SUPPLIED DATA =>
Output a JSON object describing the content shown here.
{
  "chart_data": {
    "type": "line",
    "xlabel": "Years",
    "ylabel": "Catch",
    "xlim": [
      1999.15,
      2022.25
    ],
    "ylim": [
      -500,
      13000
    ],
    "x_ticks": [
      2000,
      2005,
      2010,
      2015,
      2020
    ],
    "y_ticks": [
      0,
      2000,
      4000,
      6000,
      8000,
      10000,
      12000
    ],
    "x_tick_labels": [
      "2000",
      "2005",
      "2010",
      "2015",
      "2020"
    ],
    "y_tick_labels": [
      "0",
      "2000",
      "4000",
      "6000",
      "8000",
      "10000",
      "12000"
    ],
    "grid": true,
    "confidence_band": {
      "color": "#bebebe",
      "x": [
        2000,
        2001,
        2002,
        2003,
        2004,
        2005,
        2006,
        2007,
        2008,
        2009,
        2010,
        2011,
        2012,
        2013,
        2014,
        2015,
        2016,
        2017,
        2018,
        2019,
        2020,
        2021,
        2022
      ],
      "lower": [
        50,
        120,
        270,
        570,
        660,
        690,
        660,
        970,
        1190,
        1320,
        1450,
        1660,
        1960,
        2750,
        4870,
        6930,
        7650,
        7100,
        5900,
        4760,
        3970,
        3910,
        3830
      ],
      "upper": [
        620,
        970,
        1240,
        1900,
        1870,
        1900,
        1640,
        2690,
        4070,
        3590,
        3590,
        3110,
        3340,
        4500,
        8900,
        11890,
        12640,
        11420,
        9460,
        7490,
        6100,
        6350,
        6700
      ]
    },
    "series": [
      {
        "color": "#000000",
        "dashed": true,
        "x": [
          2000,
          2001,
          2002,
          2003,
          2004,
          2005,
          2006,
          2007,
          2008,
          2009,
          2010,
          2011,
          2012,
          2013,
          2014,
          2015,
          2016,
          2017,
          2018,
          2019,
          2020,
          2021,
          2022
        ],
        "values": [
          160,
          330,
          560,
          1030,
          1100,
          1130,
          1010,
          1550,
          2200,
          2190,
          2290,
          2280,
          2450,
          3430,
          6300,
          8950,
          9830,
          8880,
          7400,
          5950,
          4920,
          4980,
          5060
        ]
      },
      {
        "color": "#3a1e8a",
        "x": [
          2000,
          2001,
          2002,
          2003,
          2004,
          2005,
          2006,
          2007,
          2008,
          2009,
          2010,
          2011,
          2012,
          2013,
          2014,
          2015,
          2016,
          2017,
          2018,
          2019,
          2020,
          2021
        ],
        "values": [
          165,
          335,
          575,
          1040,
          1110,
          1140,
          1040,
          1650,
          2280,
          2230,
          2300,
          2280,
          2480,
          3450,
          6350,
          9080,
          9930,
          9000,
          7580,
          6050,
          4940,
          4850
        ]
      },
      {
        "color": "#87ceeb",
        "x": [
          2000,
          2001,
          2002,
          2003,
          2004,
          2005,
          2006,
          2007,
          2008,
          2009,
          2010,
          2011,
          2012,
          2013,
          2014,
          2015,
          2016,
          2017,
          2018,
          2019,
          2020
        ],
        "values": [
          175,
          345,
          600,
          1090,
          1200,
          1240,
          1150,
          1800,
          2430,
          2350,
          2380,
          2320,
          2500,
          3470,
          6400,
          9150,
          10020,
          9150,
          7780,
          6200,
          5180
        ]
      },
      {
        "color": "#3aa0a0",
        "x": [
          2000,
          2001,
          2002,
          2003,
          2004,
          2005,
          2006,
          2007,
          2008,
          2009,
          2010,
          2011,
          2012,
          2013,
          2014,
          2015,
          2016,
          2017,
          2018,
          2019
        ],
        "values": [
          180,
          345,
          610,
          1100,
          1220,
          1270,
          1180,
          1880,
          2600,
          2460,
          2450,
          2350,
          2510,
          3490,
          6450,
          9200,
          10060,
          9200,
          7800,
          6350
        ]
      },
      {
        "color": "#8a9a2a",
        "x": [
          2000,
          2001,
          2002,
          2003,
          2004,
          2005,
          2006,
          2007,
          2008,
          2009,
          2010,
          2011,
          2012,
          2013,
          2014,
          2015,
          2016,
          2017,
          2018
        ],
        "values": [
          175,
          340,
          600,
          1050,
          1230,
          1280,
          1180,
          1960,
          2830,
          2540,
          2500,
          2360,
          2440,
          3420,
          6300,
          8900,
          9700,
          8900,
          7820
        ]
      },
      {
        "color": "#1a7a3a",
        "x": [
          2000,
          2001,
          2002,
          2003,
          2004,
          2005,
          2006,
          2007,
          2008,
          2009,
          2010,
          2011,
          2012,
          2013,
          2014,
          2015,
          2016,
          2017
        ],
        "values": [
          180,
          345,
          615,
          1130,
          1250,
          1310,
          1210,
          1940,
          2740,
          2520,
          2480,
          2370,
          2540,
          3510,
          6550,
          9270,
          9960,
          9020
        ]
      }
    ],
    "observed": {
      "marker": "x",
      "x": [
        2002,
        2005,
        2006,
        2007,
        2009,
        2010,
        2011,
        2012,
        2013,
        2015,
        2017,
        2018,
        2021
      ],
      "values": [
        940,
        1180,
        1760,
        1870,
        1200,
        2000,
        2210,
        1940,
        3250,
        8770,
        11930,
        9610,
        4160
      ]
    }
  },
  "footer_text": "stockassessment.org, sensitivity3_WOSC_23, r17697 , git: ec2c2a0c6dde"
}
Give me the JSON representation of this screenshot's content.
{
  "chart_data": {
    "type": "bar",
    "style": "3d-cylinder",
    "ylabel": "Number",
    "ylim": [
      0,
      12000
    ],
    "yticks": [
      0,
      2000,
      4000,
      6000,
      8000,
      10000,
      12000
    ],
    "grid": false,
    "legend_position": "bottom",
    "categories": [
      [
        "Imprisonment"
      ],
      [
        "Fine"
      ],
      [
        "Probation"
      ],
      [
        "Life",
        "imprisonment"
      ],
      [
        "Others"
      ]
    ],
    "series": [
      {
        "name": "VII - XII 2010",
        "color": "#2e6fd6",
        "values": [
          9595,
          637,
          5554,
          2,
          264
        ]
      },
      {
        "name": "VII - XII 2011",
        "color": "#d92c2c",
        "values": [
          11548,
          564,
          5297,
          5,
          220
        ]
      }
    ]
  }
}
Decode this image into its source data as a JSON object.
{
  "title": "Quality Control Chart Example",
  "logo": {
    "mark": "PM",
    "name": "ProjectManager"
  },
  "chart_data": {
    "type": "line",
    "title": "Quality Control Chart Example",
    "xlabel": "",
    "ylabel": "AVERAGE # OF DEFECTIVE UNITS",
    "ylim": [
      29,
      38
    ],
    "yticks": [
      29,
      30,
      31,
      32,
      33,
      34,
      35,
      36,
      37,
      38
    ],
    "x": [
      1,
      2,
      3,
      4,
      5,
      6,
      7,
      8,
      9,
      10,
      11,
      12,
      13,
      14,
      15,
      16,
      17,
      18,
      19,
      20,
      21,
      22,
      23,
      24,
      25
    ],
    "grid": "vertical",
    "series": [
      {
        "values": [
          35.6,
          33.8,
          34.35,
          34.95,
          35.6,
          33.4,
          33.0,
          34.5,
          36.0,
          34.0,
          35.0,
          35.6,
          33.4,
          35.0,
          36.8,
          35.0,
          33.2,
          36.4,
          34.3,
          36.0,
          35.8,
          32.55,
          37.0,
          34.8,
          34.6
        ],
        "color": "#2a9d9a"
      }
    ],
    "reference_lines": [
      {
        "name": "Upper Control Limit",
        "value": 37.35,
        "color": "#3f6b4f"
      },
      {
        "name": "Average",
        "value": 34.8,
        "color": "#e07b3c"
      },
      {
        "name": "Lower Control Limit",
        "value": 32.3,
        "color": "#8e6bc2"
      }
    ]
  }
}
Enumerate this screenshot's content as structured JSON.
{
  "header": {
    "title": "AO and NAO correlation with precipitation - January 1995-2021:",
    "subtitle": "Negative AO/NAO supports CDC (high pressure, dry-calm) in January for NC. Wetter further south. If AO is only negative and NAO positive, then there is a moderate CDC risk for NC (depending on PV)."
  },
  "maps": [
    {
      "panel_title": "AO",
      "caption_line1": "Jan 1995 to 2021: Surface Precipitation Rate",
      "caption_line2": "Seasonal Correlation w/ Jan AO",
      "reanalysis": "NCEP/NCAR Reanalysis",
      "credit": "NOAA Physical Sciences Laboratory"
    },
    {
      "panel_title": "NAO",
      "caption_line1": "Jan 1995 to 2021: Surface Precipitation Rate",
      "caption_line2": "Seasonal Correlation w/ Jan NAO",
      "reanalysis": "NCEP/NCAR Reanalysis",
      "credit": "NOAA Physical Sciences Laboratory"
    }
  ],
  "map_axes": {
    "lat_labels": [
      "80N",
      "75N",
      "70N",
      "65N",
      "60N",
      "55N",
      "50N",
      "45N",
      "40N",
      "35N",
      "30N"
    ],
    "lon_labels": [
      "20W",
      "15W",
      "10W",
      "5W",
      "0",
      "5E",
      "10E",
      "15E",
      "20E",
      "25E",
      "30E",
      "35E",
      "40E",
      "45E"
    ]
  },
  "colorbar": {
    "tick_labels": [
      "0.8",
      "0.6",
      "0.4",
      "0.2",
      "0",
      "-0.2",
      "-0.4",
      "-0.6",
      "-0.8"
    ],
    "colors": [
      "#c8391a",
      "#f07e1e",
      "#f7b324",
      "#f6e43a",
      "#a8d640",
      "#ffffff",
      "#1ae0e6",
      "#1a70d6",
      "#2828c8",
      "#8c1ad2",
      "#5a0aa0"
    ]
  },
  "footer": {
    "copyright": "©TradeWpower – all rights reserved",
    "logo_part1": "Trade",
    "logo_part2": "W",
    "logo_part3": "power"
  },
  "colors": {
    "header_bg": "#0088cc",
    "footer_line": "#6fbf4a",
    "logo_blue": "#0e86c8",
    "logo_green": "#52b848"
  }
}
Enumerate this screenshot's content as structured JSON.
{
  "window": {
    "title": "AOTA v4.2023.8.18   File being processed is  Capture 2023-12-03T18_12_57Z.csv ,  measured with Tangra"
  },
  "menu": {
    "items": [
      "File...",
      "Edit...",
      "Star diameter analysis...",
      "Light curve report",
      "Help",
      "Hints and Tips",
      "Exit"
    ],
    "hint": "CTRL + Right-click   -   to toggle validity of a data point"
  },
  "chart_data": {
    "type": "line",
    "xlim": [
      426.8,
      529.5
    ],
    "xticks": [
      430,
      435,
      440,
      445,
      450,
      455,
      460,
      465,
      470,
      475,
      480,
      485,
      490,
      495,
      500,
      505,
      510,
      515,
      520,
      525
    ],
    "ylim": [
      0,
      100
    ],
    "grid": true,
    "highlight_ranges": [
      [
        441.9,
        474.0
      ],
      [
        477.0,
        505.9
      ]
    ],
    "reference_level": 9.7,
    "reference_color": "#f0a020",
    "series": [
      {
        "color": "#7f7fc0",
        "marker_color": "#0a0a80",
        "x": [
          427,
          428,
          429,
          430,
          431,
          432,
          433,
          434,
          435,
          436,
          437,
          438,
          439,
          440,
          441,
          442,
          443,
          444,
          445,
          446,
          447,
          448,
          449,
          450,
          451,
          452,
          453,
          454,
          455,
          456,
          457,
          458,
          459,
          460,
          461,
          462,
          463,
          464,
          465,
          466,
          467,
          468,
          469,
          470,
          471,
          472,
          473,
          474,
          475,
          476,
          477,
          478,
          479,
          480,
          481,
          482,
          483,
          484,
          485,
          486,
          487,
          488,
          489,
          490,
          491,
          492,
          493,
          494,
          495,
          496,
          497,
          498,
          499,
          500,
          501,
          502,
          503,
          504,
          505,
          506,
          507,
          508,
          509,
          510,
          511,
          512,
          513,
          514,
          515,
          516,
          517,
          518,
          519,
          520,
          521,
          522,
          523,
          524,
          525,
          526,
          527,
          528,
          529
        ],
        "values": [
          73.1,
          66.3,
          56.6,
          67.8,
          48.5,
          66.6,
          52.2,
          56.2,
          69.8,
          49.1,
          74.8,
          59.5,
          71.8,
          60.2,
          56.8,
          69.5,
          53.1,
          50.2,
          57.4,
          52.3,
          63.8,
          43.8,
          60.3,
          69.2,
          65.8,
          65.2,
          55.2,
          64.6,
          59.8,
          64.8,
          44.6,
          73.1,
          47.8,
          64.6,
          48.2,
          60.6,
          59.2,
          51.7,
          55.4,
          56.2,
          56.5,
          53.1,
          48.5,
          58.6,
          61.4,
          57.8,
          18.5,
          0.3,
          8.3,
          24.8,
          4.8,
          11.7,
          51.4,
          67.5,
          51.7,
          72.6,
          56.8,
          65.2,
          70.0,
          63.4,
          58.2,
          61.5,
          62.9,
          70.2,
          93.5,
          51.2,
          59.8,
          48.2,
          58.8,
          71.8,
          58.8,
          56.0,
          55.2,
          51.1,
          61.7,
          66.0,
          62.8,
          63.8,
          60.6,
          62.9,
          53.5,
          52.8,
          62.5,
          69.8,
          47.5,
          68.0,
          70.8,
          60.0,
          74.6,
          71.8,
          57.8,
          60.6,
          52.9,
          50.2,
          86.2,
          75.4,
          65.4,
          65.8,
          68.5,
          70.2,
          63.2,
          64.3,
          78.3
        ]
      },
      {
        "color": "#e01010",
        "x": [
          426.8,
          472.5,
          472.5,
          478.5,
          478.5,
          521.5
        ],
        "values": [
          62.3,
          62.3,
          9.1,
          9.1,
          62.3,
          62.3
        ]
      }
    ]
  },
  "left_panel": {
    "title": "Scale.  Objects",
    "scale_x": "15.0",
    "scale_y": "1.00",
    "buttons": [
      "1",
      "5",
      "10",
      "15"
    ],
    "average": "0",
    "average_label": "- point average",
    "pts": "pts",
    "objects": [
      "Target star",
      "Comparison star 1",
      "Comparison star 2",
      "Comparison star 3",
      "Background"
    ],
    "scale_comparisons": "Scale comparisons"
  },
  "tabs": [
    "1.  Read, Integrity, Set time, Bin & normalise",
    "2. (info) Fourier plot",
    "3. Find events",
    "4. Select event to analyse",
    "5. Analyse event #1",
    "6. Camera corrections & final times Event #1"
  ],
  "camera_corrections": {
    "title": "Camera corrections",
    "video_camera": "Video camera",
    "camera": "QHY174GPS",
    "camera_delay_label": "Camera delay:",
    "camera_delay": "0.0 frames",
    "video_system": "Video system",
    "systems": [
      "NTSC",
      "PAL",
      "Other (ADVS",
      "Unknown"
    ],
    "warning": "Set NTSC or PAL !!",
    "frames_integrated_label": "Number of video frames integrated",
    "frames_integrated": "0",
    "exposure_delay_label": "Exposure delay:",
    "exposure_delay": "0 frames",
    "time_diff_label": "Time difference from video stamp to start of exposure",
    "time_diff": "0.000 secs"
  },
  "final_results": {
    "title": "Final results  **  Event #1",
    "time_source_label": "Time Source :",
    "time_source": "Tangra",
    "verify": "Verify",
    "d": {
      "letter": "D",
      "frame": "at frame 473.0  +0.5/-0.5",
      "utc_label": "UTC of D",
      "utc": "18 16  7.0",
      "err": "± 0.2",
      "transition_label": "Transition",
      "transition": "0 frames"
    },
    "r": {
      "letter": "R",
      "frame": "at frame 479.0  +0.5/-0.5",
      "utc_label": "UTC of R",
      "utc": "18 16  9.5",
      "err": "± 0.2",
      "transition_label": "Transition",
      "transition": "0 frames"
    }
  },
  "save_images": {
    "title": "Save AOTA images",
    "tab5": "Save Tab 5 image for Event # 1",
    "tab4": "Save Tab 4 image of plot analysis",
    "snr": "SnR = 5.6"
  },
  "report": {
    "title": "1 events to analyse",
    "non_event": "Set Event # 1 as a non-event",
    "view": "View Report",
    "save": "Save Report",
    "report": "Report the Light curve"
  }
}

WHAT IS NEEDED => From the listing, copy each line containing the word "plot".

WRITTEN RESPONSE =>
    "2. (info) Fourier plot",
    "tab4": "Save Tab 4 image of plot analysis",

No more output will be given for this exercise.